Text section:
--
Yes, the thing is that there are many layers, and has taken me some serious reading to try to distinguish the layers.
The myth begins as a real story, it narrates real events that took place at some remote time. Through time, these events start serving various other narratives. The artist, the political office of propaganda, or the priest and so on take these stories and make them serve various morals in the political domain or the agricultural domain or the family domain, slowly the initial history that the myth narrated becomes obscure. History comes to save the day. History is eventually separated entirely and takes its own course, Thucidides is the last man to identify the historical information he can extract from the myth, and narrate them cleanly, with the help of some priests and their catalogue of Kings records. Philosophers start taking the moral from the myth as well, and putting them into the domain of Morals and Ethics, then Astronomy, Theology and Ontology follow and Law(constitution) itself. And the myth is eventually mundane as far as they are concerned. However, in populism you still require the artist and the myth to perpetuate certain attitudes to the popular domain, Plato identifies this and urges the Philosopher in his Republic to use the myth to perpetuate and advertise coercion.
The Romans then create the Cult of the emperor and utilize this to serve the Empire and the Emperor. They have to re-tell the myths from their perspective. Just like Aeschylus told Prometheus Bound from his artistic perspective, which varied from Hesiods. The Romans follow the footsteps of Ptolemy who had already been doing that in Alexandria quite effectively. Though Ptolemy knew that re-telling a story is not enough, you had to create new platforms, because the old ones had crystallized. So after you have utilized every possible twist a mytheme can give you, you get another platform alltogether. You get the other platform and utilize that instead for populism, you keep it simple, concise, and consistent to serve the State ideology.
Then, what do you do with the previous myths? Rome and later Byzantium kept them for their own education, because they were so rich, and they covered such complex psychological and political issues which were not required to serve the state ideology but were required to teach the elite of the administration. That is the duality of the Roman system, the bible for the illiterate mob, compulsory Homer for ourselves.
Here, lets talk about V for Vendeta, right? I take it you have seen the film, havent you?
V does not destroy the House of Parliament in his first attack, but the Bailey instead, why?
It wouldnt serve any purpose, because it would be by-passed and forgotten. He destroys the Bailey to get attention, then he appears on telly to verify the attention and make a promise, and then he destroys the Parliament, when the time is right. what does that tell you? That there are layers of initiation inside a narrative. People follow the flow. To get something right, you have to say it or demonstrate it at the right moment, it doesnt just take of you saying something ad infinitum. That is the mastery of mysticism. Mysticism guides even in the most complicated of situations.
--
Given entries:
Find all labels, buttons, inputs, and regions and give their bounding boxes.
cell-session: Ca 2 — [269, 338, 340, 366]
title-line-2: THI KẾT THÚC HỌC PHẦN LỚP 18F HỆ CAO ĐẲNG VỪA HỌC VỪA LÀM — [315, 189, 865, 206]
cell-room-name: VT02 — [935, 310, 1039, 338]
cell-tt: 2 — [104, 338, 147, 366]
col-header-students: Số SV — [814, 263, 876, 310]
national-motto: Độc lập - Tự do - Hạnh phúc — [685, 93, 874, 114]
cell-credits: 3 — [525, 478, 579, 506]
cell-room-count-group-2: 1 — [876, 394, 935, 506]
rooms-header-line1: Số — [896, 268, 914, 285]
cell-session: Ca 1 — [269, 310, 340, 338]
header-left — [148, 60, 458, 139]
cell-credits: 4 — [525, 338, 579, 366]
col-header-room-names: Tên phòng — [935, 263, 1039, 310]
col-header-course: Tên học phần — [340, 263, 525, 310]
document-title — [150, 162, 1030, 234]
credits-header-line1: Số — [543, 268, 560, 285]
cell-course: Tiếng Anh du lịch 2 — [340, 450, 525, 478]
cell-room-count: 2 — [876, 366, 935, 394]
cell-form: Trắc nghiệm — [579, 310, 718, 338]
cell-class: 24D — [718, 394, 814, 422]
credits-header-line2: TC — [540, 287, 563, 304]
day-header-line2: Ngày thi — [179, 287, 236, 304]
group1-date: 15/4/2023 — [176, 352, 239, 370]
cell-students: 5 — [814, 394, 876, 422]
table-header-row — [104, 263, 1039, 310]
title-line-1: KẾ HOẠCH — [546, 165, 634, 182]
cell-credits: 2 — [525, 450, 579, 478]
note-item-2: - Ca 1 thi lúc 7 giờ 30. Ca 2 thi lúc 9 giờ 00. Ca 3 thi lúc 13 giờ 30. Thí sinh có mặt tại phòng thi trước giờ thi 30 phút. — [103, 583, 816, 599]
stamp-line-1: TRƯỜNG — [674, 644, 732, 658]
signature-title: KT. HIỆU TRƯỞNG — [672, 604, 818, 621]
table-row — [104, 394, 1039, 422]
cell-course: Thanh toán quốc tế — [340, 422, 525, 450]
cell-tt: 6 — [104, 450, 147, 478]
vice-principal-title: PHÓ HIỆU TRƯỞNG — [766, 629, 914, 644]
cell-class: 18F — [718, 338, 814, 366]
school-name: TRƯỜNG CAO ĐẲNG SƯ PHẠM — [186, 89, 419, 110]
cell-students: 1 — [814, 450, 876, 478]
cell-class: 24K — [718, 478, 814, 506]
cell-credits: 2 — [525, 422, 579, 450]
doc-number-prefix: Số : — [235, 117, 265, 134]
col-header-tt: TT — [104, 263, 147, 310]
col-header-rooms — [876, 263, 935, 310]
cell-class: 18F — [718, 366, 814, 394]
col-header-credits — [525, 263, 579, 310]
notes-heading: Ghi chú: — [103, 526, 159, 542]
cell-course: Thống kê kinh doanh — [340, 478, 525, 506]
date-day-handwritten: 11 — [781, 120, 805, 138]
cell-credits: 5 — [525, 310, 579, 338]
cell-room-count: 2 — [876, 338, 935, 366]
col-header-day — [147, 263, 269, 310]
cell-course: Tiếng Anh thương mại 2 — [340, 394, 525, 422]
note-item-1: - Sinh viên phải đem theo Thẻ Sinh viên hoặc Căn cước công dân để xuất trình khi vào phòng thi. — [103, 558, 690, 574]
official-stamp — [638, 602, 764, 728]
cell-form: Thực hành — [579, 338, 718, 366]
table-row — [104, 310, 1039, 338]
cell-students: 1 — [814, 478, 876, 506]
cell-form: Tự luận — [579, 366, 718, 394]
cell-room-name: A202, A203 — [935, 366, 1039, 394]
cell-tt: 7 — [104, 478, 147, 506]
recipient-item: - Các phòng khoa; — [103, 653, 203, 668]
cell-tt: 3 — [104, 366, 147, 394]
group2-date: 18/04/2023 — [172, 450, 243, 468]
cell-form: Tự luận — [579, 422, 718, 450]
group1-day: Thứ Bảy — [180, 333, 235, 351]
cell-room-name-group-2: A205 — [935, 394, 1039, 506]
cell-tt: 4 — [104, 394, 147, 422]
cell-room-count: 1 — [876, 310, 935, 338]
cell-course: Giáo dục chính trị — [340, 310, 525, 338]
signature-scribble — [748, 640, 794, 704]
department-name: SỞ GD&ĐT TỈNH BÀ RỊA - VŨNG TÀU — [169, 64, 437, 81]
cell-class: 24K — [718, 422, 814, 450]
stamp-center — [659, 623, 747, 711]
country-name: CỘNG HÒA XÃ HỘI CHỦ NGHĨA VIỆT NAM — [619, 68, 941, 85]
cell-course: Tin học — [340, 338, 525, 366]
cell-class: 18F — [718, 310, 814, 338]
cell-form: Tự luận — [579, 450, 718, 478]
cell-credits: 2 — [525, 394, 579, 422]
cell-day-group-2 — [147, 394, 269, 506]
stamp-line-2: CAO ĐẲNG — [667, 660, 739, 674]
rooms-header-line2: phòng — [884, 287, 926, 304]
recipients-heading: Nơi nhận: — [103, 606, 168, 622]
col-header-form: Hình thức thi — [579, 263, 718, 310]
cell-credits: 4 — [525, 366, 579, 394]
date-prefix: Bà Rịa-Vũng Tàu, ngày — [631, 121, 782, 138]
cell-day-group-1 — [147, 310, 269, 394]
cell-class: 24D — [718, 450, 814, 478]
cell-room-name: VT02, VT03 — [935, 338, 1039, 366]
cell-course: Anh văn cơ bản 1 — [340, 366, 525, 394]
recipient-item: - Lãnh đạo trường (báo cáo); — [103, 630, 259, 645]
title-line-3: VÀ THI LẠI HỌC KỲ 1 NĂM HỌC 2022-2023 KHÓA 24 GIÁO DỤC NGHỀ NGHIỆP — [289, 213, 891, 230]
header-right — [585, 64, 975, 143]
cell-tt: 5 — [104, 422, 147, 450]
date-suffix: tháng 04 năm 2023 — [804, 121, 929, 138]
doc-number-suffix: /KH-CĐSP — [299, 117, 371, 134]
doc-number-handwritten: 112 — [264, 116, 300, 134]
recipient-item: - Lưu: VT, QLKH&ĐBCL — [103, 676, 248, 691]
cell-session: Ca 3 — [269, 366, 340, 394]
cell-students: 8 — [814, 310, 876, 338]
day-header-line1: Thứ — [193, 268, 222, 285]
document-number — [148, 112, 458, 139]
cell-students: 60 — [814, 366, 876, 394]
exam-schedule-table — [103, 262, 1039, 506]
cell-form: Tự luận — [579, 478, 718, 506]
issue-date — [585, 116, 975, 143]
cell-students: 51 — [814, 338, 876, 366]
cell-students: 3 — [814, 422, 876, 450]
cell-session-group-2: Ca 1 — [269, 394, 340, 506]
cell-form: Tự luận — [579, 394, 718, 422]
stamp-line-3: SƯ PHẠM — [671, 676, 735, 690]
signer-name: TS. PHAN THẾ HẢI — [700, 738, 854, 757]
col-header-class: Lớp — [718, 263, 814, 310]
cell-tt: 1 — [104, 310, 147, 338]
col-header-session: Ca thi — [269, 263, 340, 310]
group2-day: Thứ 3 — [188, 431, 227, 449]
--
Requirements:
1. Print the part of the passage on myth that opens with the words containing "Then, what do" and closes with "Homer for ourselves.".
2. In the passage on myth, name every domain in which the artist, the political office of propaganda or the priest make the old stories serve various morals.

Outputs in order:
1.
Then, what do you do with the previous myths? Rome and later Byzantium kept them for their own education, because they were so rich, and they covered such complex psychological and political issues which were not required to serve the state ideology but were required to teach the elite of the administration. That is the duality of the Roman system, the bible for the illiterate mob, compulsory Homer for ourselves.

2.
- The political domain
- The agricultural domain
- The family domain